Draw out every line with the word "Село" from the listing below.
—————
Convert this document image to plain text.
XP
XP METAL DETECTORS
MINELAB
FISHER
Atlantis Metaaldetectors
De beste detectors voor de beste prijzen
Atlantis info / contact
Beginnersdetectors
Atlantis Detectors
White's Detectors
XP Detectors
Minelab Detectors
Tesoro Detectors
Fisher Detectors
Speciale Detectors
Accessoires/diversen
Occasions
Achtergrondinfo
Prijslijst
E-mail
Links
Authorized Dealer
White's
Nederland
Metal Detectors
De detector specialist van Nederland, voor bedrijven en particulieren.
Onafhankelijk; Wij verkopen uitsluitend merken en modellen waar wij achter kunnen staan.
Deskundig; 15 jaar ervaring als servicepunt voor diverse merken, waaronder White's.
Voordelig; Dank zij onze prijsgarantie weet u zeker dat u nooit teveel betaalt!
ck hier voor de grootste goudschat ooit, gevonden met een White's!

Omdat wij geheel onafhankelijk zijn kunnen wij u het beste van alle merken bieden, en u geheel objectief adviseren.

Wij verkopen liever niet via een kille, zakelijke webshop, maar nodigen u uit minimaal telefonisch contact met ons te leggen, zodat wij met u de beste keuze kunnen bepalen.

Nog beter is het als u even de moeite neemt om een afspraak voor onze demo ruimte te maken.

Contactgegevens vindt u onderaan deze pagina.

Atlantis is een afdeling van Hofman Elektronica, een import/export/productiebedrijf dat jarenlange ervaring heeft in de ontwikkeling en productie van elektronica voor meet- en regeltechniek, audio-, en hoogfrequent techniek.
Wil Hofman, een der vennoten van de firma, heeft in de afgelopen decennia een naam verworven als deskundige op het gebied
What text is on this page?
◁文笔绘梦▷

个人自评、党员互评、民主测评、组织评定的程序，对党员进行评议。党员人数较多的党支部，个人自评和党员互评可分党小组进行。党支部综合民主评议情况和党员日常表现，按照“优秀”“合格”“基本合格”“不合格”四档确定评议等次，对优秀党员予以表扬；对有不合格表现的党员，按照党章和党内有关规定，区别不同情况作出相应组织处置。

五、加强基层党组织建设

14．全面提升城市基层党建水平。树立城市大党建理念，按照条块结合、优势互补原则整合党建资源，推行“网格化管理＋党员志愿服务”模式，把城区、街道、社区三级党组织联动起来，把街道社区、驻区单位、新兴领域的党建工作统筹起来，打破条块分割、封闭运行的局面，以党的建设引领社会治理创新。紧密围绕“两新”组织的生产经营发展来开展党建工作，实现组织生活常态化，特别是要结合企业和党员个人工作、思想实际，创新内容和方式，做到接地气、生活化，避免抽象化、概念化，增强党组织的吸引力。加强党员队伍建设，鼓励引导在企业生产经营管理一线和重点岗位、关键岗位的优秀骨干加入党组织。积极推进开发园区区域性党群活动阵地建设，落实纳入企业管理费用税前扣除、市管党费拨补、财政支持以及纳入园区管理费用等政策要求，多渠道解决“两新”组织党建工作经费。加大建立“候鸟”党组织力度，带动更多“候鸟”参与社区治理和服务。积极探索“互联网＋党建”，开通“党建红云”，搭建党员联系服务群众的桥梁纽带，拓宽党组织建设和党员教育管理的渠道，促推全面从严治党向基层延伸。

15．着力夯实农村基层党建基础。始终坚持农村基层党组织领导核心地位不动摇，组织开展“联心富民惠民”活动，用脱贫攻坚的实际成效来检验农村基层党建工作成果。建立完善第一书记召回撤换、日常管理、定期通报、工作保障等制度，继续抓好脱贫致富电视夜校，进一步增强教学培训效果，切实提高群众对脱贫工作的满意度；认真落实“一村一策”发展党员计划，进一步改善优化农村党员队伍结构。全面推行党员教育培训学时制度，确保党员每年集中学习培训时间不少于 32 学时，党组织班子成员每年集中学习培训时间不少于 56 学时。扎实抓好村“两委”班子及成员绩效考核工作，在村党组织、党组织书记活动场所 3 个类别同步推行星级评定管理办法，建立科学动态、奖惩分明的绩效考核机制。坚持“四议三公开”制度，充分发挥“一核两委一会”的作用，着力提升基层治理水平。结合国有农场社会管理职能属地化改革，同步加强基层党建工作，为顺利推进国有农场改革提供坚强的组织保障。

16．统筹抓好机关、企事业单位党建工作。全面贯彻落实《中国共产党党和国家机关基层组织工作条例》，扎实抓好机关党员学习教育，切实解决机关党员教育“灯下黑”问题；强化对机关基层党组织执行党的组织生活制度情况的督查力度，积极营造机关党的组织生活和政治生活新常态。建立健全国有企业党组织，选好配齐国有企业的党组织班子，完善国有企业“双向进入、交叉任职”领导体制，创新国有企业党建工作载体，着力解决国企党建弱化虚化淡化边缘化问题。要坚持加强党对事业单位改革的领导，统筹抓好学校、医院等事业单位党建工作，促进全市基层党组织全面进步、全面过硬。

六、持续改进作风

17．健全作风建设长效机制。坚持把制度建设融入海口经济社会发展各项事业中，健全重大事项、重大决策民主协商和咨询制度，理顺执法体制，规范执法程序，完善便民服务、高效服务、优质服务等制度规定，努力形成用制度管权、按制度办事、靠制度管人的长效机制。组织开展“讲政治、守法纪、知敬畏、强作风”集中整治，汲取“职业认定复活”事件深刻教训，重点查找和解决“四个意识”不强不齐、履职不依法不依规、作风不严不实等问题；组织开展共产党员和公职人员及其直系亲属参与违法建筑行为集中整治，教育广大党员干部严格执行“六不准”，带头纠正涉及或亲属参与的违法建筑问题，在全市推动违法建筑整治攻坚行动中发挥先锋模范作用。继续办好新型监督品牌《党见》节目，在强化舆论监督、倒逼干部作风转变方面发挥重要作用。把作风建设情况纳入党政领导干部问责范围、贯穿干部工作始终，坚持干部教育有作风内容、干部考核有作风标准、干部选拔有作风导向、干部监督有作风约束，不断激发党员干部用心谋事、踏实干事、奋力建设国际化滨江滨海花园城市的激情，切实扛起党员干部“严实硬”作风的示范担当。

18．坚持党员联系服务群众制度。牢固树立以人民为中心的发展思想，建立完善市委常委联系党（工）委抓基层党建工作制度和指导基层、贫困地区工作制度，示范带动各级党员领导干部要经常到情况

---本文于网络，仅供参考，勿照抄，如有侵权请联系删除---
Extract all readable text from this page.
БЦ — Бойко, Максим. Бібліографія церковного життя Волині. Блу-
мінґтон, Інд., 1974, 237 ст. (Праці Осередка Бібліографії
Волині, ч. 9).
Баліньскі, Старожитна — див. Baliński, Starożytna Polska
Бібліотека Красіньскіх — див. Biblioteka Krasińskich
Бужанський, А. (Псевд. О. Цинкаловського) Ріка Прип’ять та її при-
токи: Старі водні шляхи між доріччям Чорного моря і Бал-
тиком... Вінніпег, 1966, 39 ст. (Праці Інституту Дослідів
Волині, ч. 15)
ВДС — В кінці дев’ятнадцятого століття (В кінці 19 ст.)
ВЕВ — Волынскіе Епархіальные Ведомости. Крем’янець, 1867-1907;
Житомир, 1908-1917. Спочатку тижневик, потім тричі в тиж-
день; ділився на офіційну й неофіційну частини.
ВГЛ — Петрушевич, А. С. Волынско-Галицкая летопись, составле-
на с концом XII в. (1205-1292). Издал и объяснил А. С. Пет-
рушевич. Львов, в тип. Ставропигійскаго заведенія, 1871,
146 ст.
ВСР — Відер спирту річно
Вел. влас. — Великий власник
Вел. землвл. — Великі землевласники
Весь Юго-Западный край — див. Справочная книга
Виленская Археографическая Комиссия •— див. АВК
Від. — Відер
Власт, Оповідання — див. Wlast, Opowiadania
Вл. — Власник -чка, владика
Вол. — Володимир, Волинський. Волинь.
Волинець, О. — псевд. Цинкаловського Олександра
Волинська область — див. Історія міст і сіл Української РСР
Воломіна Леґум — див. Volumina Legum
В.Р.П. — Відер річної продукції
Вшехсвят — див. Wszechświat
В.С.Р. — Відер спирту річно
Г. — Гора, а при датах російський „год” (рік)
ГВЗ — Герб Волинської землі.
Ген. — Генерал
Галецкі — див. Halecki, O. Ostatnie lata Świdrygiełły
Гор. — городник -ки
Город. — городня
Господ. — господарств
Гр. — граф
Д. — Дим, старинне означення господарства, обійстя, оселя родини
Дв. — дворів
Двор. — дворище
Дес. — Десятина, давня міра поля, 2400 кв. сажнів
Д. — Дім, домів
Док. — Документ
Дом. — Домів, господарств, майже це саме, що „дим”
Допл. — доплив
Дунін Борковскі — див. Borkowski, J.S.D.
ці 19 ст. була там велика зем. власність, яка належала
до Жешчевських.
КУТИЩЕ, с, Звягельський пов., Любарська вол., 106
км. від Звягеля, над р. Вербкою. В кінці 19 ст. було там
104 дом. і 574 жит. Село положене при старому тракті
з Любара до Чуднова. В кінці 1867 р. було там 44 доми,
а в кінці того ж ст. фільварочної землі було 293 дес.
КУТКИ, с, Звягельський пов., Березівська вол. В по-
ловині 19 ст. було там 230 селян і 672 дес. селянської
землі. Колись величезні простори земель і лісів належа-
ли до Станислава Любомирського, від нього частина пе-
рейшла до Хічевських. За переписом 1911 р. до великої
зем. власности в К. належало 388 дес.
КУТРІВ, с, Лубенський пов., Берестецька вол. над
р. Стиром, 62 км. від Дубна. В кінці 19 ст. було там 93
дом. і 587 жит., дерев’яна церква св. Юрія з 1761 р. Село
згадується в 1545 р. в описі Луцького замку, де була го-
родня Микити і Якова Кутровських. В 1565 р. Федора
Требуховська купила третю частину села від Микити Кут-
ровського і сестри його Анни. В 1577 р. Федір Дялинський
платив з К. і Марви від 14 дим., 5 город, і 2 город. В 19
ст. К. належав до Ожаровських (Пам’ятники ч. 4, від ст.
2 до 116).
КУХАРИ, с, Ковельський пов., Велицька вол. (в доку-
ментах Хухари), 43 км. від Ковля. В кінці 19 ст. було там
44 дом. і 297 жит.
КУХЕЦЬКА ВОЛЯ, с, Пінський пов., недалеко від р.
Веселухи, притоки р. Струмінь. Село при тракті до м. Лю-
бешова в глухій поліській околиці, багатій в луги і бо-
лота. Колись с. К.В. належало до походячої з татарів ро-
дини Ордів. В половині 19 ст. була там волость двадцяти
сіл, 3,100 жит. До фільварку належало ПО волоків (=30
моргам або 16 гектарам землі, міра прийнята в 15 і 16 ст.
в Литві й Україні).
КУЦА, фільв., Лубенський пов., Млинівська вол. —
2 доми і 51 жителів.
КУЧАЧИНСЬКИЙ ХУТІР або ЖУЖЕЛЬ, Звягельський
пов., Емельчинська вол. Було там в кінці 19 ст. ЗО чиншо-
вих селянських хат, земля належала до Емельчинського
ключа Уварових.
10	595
—————
The solution:
104 дом. і 574 жит. Село положене при старому тракті
дом. і 587 жит., дерев’яна церква св. Юрія з 1761 р. Село
Веселухи, притоки р. Струмінь. Село при тракті до м. Лю-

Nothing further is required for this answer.